取り組む課題 :: 以下の記録の行をすべて書き直し、「word-wrap-icon」を「text-wrap-icon」に置き換えてください。ほかの部分はそのまま残してください。
:::::
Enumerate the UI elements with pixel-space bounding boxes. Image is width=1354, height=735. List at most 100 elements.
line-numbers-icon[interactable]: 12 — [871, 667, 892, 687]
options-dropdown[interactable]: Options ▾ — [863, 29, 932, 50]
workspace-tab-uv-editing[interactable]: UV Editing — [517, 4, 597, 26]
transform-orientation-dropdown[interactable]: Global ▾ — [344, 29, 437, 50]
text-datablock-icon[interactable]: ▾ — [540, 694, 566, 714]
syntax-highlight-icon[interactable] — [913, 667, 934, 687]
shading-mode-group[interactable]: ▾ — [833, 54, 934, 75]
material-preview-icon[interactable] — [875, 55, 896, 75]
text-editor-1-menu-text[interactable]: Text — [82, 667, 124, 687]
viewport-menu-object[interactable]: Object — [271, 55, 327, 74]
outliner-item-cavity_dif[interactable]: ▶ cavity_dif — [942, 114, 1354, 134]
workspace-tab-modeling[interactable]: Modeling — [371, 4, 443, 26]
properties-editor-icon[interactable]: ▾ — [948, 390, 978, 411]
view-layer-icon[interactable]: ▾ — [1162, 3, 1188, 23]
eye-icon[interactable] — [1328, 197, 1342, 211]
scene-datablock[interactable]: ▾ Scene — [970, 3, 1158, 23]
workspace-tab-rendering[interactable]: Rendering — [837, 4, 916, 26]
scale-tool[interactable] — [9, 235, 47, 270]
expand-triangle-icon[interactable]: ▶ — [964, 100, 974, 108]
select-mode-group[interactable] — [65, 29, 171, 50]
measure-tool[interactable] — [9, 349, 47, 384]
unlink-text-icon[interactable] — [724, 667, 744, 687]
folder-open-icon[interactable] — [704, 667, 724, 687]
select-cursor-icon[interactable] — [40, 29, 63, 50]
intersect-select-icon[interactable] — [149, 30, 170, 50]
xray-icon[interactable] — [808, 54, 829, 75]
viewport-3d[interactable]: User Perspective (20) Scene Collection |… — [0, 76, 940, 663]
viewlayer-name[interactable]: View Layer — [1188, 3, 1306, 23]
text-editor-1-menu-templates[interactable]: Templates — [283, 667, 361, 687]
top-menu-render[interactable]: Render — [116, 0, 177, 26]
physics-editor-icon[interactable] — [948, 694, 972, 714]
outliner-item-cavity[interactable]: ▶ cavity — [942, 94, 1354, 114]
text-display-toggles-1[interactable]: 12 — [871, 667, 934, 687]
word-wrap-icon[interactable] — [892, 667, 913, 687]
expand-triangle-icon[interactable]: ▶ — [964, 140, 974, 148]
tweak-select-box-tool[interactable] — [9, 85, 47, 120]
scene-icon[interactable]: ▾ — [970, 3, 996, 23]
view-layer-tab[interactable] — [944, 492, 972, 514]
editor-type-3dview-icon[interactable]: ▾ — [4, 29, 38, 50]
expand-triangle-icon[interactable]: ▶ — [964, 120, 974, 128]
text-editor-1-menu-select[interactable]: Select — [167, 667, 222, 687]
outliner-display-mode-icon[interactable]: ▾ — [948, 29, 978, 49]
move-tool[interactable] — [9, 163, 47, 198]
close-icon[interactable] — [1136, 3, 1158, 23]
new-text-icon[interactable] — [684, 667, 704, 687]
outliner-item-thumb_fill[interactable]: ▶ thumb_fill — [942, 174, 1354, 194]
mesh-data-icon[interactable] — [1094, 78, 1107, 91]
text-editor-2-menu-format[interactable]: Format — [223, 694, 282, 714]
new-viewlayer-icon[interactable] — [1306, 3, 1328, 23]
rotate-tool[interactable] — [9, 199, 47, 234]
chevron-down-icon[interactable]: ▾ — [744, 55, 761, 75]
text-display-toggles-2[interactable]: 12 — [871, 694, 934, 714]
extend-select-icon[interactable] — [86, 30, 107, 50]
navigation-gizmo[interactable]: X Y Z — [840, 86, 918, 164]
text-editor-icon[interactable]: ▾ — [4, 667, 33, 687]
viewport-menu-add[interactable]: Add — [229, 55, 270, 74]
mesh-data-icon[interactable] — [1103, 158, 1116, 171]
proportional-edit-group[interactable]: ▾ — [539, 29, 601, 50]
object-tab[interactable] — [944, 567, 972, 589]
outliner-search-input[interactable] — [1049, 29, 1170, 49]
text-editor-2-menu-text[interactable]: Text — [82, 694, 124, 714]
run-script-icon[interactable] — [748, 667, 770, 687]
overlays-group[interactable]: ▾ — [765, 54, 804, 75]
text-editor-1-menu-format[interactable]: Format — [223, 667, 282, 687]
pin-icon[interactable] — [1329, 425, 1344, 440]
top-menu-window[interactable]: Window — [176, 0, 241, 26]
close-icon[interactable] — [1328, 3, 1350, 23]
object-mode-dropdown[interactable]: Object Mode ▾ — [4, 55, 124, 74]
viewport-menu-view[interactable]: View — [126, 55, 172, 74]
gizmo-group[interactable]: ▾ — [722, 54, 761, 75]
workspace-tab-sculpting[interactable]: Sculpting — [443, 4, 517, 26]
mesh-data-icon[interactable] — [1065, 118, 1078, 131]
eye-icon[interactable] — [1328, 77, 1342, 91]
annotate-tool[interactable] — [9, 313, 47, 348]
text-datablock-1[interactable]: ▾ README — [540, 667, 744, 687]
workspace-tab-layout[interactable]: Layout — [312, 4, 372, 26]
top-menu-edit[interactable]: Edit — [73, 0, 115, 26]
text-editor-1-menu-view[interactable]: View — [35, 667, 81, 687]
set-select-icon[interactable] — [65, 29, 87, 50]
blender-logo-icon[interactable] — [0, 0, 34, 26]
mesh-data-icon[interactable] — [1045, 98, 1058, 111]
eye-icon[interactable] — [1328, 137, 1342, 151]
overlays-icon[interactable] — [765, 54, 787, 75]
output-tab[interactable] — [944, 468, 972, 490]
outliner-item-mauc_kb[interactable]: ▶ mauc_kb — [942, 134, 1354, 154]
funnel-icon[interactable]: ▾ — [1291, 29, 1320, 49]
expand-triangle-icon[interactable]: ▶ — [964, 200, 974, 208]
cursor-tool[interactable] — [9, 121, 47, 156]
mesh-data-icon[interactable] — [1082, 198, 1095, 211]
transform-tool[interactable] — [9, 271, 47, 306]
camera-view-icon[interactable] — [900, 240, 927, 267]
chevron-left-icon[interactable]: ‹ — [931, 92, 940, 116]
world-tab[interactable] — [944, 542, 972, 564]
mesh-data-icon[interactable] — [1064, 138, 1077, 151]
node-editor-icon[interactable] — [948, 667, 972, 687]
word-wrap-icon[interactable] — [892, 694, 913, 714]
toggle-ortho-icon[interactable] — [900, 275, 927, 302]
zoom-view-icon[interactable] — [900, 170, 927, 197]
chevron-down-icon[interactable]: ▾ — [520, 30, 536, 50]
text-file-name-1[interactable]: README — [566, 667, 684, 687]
:::::
課題の解答 ::
Enumerate the UI elements with pixel-space bounding boxes. Image is width=1354, height=735. List at most 100 elements.
line-numbers-icon[interactable]: 12 — [871, 667, 892, 687]
options-dropdown[interactable]: Options ▾ — [863, 29, 932, 50]
workspace-tab-uv-editing[interactable]: UV Editing — [517, 4, 597, 26]
transform-orientation-dropdown[interactable]: Global ▾ — [344, 29, 437, 50]
text-datablock-icon[interactable]: ▾ — [540, 694, 566, 714]
syntax-highlight-icon[interactable] — [913, 667, 934, 687]
shading-mode-group[interactable]: ▾ — [833, 54, 934, 75]
material-preview-icon[interactable] — [875, 55, 896, 75]
text-editor-1-menu-text[interactable]: Text — [82, 667, 124, 687]
viewport-menu-object[interactable]: Object — [271, 55, 327, 74]
outliner-item-cavity_dif[interactable]: ▶ cavity_dif — [942, 114, 1354, 134]
workspace-tab-modeling[interactable]: Modeling — [371, 4, 443, 26]
properties-editor-icon[interactable]: ▾ — [948, 390, 978, 411]
view-layer-icon[interactable]: ▾ — [1162, 3, 1188, 23]
eye-icon[interactable] — [1328, 197, 1342, 211]
scene-datablock[interactable]: ▾ Scene — [970, 3, 1158, 23]
workspace-tab-rendering[interactable]: Rendering — [837, 4, 916, 26]
scale-tool[interactable] — [9, 235, 47, 270]
expand-triangle-icon[interactable]: ▶ — [964, 100, 974, 108]
select-mode-group[interactable] — [65, 29, 171, 50]
measure-tool[interactable] — [9, 349, 47, 384]
unlink-text-icon[interactable] — [724, 667, 744, 687]
folder-open-icon[interactable] — [704, 667, 724, 687]
select-cursor-icon[interactable] — [40, 29, 63, 50]
intersect-select-icon[interactable] — [149, 30, 170, 50]
xray-icon[interactable] — [808, 54, 829, 75]
viewport-3d[interactable]: User Perspective (20) Scene Collection |… — [0, 76, 940, 663]
viewlayer-name[interactable]: View Layer — [1188, 3, 1306, 23]
text-editor-1-menu-templates[interactable]: Templates — [283, 667, 361, 687]
top-menu-render[interactable]: Render — [116, 0, 177, 26]
physics-editor-icon[interactable] — [948, 694, 972, 714]
outliner-item-cavity[interactable]: ▶ cavity — [942, 94, 1354, 114]
text-display-toggles-1[interactable]: 12 — [871, 667, 934, 687]
text-wrap-icon[interactable] — [892, 667, 913, 687]
expand-triangle-icon[interactable]: ▶ — [964, 140, 974, 148]
tweak-select-box-tool[interactable] — [9, 85, 47, 120]
scene-icon[interactable]: ▾ — [970, 3, 996, 23]
view-layer-tab[interactable] — [944, 492, 972, 514]
editor-type-3dview-icon[interactable]: ▾ — [4, 29, 38, 50]
expand-triangle-icon[interactable]: ▶ — [964, 120, 974, 128]
text-editor-1-menu-select[interactable]: Select — [167, 667, 222, 687]
outliner-display-mode-icon[interactable]: ▾ — [948, 29, 978, 49]
move-tool[interactable] — [9, 163, 47, 198]
close-icon[interactable] — [1136, 3, 1158, 23]
new-text-icon[interactable] — [684, 667, 704, 687]
outliner-item-thumb_fill[interactable]: ▶ thumb_fill — [942, 174, 1354, 194]
mesh-data-icon[interactable] — [1094, 78, 1107, 91]
text-editor-2-menu-format[interactable]: Format — [223, 694, 282, 714]
new-viewlayer-icon[interactable] — [1306, 3, 1328, 23]
rotate-tool[interactable] — [9, 199, 47, 234]
chevron-down-icon[interactable]: ▾ — [744, 55, 761, 75]
text-display-toggles-2[interactable]: 12 — [871, 694, 934, 714]
extend-select-icon[interactable] — [86, 30, 107, 50]
navigation-gizmo[interactable]: X Y Z — [840, 86, 918, 164]
text-editor-icon[interactable]: ▾ — [4, 667, 33, 687]
viewport-menu-add[interactable]: Add — [229, 55, 270, 74]
mesh-data-icon[interactable] — [1103, 158, 1116, 171]
proportional-edit-group[interactable]: ▾ — [539, 29, 601, 50]
object-tab[interactable] — [944, 567, 972, 589]
outliner-search-input[interactable] — [1049, 29, 1170, 49]
text-editor-2-menu-text[interactable]: Text — [82, 694, 124, 714]
run-script-icon[interactable] — [748, 667, 770, 687]
overlays-group[interactable]: ▾ — [765, 54, 804, 75]
text-editor-1-menu-format[interactable]: Format — [223, 667, 282, 687]
pin-icon[interactable] — [1329, 425, 1344, 440]
top-menu-window[interactable]: Window — [176, 0, 241, 26]
close-icon[interactable] — [1328, 3, 1350, 23]
object-mode-dropdown[interactable]: Object Mode ▾ — [4, 55, 124, 74]
viewport-menu-view[interactable]: View — [126, 55, 172, 74]
gizmo-group[interactable]: ▾ — [722, 54, 761, 75]
workspace-tab-sculpting[interactable]: Sculpting — [443, 4, 517, 26]
mesh-data-icon[interactable] — [1065, 118, 1078, 131]
eye-icon[interactable] — [1328, 77, 1342, 91]
annotate-tool[interactable] — [9, 313, 47, 348]
text-datablock-1[interactable]: ▾ README — [540, 667, 744, 687]
workspace-tab-layout[interactable]: Layout — [312, 4, 372, 26]
top-menu-edit[interactable]: Edit — [73, 0, 115, 26]
text-editor-1-menu-view[interactable]: View — [35, 667, 81, 687]
set-select-icon[interactable] — [65, 29, 87, 50]
blender-logo-icon[interactable] — [0, 0, 34, 26]
mesh-data-icon[interactable] — [1045, 98, 1058, 111]
eye-icon[interactable] — [1328, 137, 1342, 151]
overlays-icon[interactable] — [765, 54, 787, 75]
output-tab[interactable] — [944, 468, 972, 490]
outliner-item-mauc_kb[interactable]: ▶ mauc_kb — [942, 134, 1354, 154]
funnel-icon[interactable]: ▾ — [1291, 29, 1320, 49]
expand-triangle-icon[interactable]: ▶ — [964, 200, 974, 208]
cursor-tool[interactable] — [9, 121, 47, 156]
mesh-data-icon[interactable] — [1082, 198, 1095, 211]
transform-tool[interactable] — [9, 271, 47, 306]
camera-view-icon[interactable] — [900, 240, 927, 267]
chevron-left-icon[interactable]: ‹ — [931, 92, 940, 116]
world-tab[interactable] — [944, 542, 972, 564]
mesh-data-icon[interactable] — [1064, 138, 1077, 151]
node-editor-icon[interactable] — [948, 667, 972, 687]
text-wrap-icon[interactable] — [892, 694, 913, 714]
toggle-ortho-icon[interactable] — [900, 275, 927, 302]
zoom-view-icon[interactable] — [900, 170, 927, 197]
chevron-down-icon[interactable]: ▾ — [520, 30, 536, 50]
text-file-name-1[interactable]: README — [566, 667, 684, 687]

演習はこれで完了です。